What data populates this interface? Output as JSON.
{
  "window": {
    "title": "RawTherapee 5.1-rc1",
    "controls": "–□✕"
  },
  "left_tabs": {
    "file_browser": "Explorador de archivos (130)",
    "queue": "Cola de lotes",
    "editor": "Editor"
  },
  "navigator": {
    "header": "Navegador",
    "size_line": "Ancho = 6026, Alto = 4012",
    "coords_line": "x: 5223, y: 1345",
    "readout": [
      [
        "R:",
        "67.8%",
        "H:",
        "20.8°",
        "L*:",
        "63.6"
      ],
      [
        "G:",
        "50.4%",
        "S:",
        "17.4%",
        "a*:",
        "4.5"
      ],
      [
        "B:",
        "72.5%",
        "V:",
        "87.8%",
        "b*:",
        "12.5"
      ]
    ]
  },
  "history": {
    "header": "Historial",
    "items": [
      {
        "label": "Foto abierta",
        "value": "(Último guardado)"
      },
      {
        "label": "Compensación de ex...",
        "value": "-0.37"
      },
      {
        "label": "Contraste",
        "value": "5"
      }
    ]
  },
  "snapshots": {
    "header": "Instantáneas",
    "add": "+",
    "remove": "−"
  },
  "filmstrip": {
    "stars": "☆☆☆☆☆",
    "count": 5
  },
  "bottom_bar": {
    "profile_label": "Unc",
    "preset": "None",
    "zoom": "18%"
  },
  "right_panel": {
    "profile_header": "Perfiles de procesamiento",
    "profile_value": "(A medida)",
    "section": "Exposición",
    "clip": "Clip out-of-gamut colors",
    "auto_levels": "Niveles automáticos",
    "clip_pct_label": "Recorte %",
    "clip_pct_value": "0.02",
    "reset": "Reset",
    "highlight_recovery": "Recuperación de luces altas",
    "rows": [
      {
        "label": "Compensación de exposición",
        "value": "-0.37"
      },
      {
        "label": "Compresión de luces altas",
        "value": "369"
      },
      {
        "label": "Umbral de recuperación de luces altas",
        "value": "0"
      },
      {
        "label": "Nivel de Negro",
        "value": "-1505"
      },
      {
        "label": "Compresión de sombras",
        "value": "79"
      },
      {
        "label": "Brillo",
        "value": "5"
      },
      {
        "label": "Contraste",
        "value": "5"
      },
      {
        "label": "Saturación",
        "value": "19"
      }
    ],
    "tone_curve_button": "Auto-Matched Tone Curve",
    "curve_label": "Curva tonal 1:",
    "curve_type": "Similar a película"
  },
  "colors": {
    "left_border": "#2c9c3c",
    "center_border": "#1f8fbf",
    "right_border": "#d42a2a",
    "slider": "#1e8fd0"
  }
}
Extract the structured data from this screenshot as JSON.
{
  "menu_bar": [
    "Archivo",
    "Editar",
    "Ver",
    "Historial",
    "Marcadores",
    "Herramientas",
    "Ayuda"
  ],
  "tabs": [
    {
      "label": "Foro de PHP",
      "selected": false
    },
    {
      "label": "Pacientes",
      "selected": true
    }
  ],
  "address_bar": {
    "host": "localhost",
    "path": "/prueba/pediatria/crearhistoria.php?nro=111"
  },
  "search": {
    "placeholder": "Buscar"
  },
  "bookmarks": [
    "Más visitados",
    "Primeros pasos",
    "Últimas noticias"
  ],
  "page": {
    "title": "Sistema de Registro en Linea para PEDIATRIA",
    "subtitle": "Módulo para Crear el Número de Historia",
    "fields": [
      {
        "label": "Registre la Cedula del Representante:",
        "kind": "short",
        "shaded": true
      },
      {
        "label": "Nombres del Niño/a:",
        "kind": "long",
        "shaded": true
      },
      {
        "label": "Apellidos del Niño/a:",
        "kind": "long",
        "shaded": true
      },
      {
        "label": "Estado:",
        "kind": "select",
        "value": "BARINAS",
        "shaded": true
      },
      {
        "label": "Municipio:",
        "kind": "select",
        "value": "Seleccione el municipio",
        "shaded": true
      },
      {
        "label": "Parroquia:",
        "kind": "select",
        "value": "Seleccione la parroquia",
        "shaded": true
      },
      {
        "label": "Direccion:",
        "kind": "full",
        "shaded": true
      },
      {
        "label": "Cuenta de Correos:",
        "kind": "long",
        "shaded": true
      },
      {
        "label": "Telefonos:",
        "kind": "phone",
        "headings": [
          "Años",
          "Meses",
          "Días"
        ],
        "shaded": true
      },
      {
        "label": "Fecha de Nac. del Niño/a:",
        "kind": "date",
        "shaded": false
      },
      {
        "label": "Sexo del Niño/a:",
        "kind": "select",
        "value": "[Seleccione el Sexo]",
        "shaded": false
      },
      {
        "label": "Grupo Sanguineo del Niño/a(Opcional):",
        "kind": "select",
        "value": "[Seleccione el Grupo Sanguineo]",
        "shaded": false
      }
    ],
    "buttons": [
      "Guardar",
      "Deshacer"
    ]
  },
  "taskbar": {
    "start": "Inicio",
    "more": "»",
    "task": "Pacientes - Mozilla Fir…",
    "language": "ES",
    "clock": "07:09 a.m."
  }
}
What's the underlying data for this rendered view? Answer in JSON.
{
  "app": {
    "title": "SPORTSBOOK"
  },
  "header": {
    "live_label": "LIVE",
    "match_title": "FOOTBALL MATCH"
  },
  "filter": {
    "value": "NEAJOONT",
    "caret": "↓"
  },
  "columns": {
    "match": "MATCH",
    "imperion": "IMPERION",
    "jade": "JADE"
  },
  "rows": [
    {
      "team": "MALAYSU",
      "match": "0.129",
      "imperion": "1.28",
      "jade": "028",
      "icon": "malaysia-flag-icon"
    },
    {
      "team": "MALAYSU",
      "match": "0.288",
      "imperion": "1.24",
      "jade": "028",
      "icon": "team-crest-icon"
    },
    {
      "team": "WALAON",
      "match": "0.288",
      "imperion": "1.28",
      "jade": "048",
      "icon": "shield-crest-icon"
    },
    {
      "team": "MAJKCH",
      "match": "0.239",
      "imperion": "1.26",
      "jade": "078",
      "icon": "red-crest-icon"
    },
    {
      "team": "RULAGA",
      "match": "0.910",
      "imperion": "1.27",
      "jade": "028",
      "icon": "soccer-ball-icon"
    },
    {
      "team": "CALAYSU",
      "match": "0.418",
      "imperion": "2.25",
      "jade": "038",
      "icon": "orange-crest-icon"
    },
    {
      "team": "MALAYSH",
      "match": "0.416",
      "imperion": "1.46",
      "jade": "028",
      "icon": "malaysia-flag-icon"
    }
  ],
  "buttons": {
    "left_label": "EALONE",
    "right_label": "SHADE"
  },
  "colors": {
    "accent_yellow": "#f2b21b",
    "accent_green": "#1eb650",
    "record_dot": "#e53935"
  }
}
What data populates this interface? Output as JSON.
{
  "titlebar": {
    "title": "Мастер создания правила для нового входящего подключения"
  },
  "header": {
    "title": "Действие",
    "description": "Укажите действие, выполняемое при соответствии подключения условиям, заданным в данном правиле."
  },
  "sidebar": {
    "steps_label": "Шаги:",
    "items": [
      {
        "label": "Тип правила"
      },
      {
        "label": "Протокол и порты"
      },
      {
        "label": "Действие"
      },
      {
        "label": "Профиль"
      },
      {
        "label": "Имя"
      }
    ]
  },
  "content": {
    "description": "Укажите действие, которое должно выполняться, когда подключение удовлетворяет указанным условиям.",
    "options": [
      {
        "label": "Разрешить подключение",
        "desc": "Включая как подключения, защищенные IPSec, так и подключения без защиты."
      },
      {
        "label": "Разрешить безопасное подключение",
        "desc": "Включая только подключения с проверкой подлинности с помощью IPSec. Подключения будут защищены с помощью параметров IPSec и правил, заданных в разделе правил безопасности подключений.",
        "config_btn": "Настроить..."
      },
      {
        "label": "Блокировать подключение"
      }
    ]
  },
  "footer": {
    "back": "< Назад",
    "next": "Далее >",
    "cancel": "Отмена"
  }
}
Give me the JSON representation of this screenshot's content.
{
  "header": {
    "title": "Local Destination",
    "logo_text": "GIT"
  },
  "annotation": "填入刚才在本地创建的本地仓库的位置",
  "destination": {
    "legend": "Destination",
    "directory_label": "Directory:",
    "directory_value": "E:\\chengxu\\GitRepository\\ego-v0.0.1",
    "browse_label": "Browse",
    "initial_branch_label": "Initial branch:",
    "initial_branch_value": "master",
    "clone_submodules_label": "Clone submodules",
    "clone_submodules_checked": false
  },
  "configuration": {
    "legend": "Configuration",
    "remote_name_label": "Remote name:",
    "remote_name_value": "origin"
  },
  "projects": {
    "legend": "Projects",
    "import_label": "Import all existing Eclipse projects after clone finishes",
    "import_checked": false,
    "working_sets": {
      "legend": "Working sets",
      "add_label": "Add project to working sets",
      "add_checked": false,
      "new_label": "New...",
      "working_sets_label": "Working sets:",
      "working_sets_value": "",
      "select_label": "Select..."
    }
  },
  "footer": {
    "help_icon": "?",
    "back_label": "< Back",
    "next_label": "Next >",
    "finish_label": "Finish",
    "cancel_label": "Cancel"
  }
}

# The exercise
Return each line where "Sexo" shows up.

# Exercise response
        "label": "Sexo del Niño/a:",
        "value": "[Seleccione el Sexo]",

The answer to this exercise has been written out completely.